_To do_
Copy every line in which the string "icon" occurs.

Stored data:
* * * * * * *
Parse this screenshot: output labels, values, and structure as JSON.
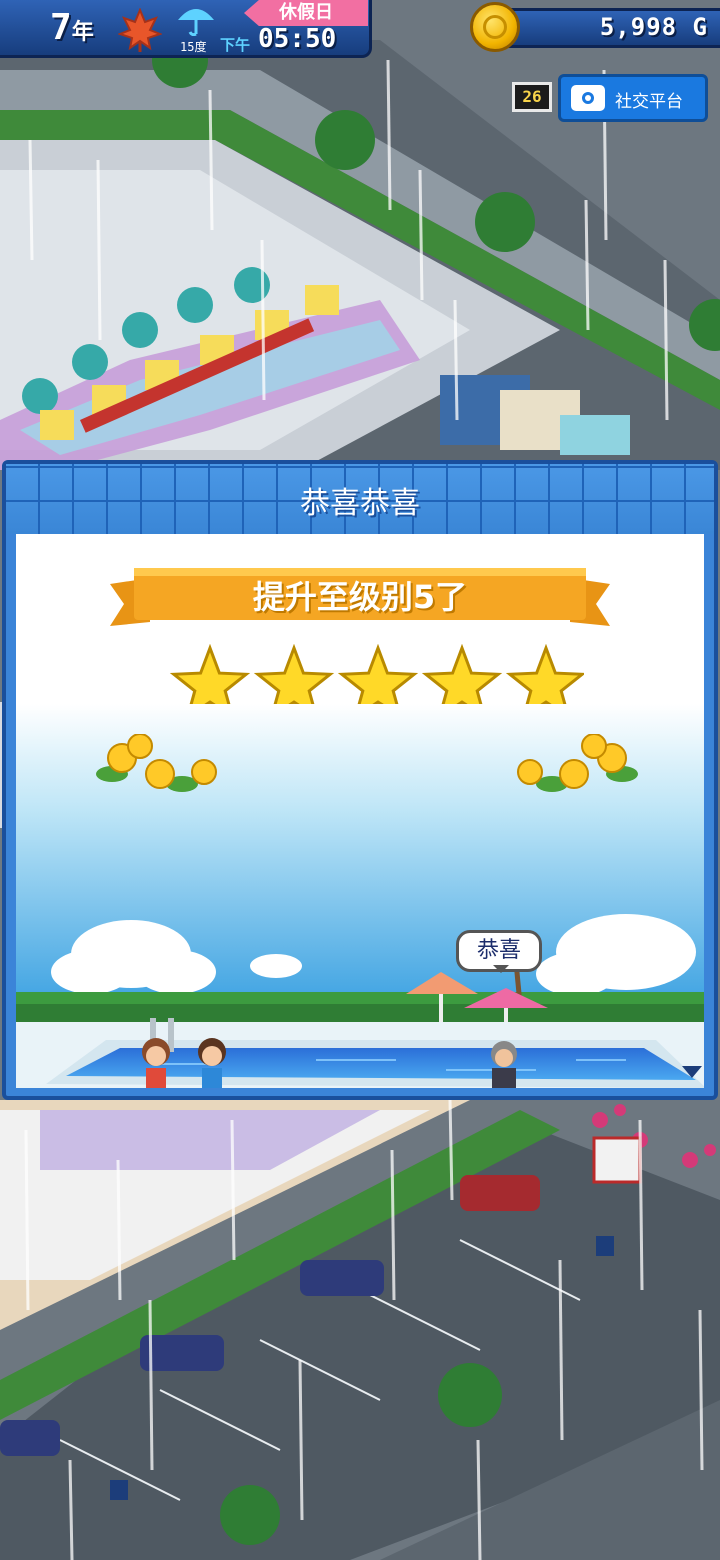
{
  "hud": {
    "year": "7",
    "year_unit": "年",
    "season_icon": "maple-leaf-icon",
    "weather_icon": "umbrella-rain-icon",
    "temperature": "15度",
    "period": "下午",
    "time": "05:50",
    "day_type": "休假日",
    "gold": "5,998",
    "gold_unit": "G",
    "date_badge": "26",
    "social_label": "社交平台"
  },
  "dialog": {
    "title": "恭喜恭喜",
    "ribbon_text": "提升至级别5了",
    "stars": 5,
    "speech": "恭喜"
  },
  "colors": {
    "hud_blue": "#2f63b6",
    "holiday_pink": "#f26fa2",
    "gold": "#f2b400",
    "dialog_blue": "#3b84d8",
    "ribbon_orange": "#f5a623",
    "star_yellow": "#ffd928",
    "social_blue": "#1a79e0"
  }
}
* * * * * * *
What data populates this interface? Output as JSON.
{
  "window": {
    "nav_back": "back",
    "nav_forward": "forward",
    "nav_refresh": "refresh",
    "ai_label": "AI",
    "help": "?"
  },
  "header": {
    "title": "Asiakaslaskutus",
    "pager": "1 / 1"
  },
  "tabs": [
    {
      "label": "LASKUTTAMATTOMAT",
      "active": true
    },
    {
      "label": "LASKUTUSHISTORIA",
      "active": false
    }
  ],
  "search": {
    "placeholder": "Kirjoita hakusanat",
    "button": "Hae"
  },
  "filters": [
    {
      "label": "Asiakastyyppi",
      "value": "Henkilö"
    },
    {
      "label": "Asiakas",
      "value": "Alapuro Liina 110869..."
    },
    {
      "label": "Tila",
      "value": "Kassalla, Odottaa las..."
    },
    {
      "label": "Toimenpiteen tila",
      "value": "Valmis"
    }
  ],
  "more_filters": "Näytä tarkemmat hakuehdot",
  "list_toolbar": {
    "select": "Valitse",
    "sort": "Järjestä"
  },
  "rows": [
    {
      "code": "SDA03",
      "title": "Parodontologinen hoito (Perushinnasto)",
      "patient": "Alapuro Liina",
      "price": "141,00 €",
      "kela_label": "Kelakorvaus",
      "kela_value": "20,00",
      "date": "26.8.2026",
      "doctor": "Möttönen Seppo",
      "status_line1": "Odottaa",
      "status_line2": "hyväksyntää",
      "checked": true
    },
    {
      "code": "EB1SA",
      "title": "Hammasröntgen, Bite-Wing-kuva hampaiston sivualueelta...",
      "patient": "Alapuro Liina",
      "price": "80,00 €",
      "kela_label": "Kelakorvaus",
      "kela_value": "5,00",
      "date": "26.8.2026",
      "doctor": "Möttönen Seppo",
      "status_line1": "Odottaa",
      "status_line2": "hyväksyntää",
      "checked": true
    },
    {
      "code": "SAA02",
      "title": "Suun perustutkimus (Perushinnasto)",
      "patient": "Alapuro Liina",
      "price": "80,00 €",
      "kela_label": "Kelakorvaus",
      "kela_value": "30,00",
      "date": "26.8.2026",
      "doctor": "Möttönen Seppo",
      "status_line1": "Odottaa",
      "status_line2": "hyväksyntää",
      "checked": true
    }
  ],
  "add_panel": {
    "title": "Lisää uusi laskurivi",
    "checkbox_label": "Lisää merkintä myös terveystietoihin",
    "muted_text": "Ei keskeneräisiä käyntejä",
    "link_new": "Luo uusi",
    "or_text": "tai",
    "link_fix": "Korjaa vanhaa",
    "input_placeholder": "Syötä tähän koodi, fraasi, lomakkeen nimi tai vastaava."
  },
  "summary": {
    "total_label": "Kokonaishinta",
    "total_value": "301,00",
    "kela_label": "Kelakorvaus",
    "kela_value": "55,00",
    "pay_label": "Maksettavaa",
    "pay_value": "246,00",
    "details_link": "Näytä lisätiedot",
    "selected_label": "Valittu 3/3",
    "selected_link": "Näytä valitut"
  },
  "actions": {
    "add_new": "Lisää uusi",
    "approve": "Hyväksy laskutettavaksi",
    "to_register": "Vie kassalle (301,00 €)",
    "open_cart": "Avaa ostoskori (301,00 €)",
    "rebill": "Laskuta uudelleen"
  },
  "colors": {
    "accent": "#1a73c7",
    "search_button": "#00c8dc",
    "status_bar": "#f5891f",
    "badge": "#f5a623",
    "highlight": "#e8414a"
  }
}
* * * * * * *
_Exercise response_
    "season_icon": "maple-leaf-icon",
    "weather_icon": "umbrella-rain-icon",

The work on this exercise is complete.